- [DATA EXTRACT]

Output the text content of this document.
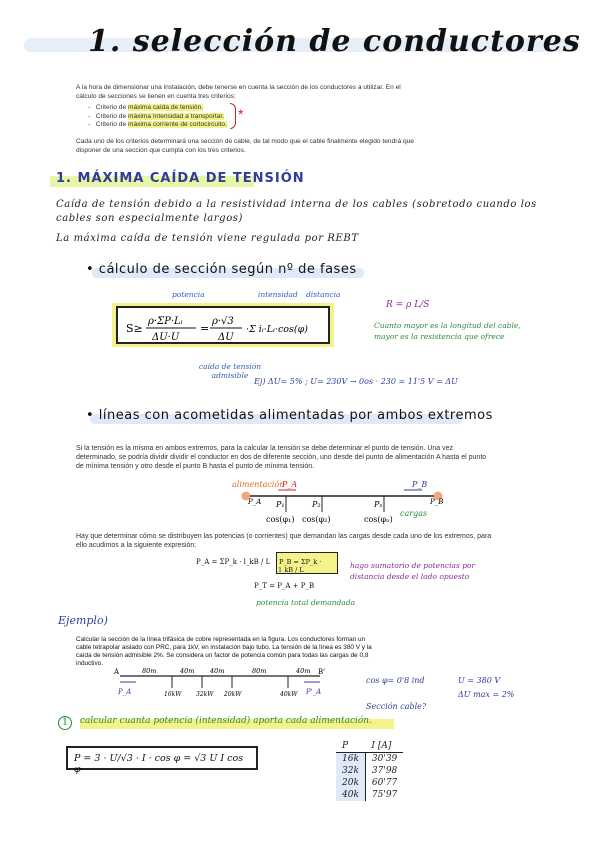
1. selección de conductores
A la hora de dimensionar una instalación, debe tenerse en cuenta la sección de los conductores a utilizar. En el cálculo de secciones se tienen en cuenta tres criterios:
-   Criterio de máxima caída de tensión.
-   Criterio de máxima Intensidad a transportar.
-   Criterio de máxima corriente de cortocircuito.
*
Cada uno de los criterios determinará una sección de cable, de tal modo que el cable finalmente elegido tendrá que disponer de una sección que cumpla con los tres criterios.
1. MÁXIMA CAÍDA DE TENSIÓN
Caída de tensión debido a la resistividad interna de los cables (sobretodo cuando los cables son especialmente largos)
La máxima caída de tensión viene regulada por REBT
• cálculo de sección según nº de fases
potencia	intensidad distancia
S≥
ρ·ΣP·Lᵢ
ΔU·U
=
ρ·√3
ΔU
·Σ iᵢ·Lᵢ·cos(φ)
caída de tensión admisible
R = ρ L/S
Cuanto mayor es la longitud del cable, mayor es la resistencia que ofrece
Ej) ΔU= 5% ; U= 230V → 0os · 230 = 11'5 V = ΔU
• líneas con acometidas alimentadas por ambos extremos
Si la tensión es la misma en ambos extremos, para la calcular la tensión se debe determinar el punto de tensión. Una vez determinado, se podría dividir dividir el conductor en dos de diferente sección, uno desde del punto de alimentación A hasta el punto de mínima tensión y otro desde el punto B hasta el punto de mínima tensión.
alimentación
P_A	P_B
P_A	P_B
P₁	P₂	Pₙ
cos(φ₁) cos(φ₂)	cos(φₙ)
cargas
Hay que determinar cómo se distribuyen las potencias (o corrientes) que demandan las cargas desde cada uno de los extremos, para ello acudimos a la siguiente expresión:
P_A = ΣP_k · l_kB / L	P_B = ΣP_k · l_kB / L
P_T = P_A + P_B
hago sumatorio de potencias por distancia desde el lado opuesto
potencia total demandada
Ejemplo)
Calcular la sección de la línea trifásica de cobre representada en la figura. Los conductores forman un cable tetrapolar aislado con PRC, para 1kV, en instalación bajo tubo. La tensión de la línea es 380 V y la caída de tensión admisible 2%. Se considera un factor de potencia común para todas las cargas de 0,8 inductivo.
A	B'
80m	40m 40m	80m	40m
16kW 32kW 20kW	40kW
P_A	P'_A
cos φ= 0'8 ind	U = 380 V
ΔU max = 2%
Sección cable?
1	calcular cuanta potencia (intensidad) aporta cada alimentación.
P = 3 · U/√3 · I · cos φ = √3 U I cos φ
P	I [A]
16k	30'39
32k	37'98
20k	60'77
40k	75'97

- [EXERCISE AIM] Drop the pictures and reproduce the rest of the entries above exactly.

- [OUTPUT BELOW]
Output the text content of this document.
1. selección de conductores
A la hora de dimensionar una instalación, debe tenerse en cuenta la sección de los conductores a utilizar. En el cálculo de secciones se tienen en cuenta tres criterios:
-   Criterio de máxima caída de tensión.
-   Criterio de máxima Intensidad a transportar.
-   Criterio de máxima corriente de cortocircuito.
*
Cada uno de los criterios determinará una sección de cable, de tal modo que el cable finalmente elegido tendrá que disponer de una sección que cumpla con los tres criterios.
1. MÁXIMA CAÍDA DE TENSIÓN
Caída de tensión debido a la resistividad interna de los cables (sobretodo cuando los cables son especialmente largos)
La máxima caída de tensión viene regulada por REBT
• cálculo de sección según nº de fases
potencia	intensidad distancia
S≥
ρ·ΣP·Lᵢ
ΔU·U
=
ρ·√3
ΔU
·Σ iᵢ·Lᵢ·cos(φ)
caída de tensión admisible
R = ρ L/S
Cuanto mayor es la longitud del cable, mayor es la resistencia que ofrece
Ej) ΔU= 5% ; U= 230V → 0os · 230 = 11'5 V = ΔU
• líneas con acometidas alimentadas por ambos extremos
Si la tensión es la misma en ambos extremos, para la calcular la tensión se debe determinar el punto de tensión. Una vez determinado, se podría dividir dividir el conductor en dos de diferente sección, uno desde del punto de alimentación A hasta el punto de mínima tensión y otro desde el punto B hasta el punto de mínima tensión.
alimentación
P_A	P_B
P_A	P_B
P₁	P₂	Pₙ
cos(φ₁) cos(φ₂)	cos(φₙ)
cargas
Hay que determinar cómo se distribuyen las potencias (o corrientes) que demandan las cargas desde cada uno de los extremos, para ello acudimos a la siguiente expresión:
P_A = ΣP_k · l_kB / L	P_B = ΣP_k · l_kB / L
P_T = P_A + P_B
hago sumatorio de potencias por distancia desde el lado opuesto
potencia total demandada
Ejemplo)
Calcular la sección de la línea trifásica de cobre representada en la figura. Los conductores forman un cable tetrapolar aislado con PRC, para 1kV, en instalación bajo tubo. La tensión de la línea es 380 V y la caída de tensión admisible 2%. Se considera un factor de potencia común para todas las cargas de 0,8 inductivo.
A	B'
80m	40m 40m	80m	40m
16kW 32kW 20kW	40kW
P_A	P'_A
cos φ= 0'8 ind	U = 380 V
ΔU max = 2%
Sección cable?
1	calcular cuanta potencia (intensidad) aporta cada alimentación.
P = 3 · U/√3 · I · cos φ = √3 U I cos φ
P	I [A]
16k	30'39
32k	37'98
20k	60'77
40k	75'97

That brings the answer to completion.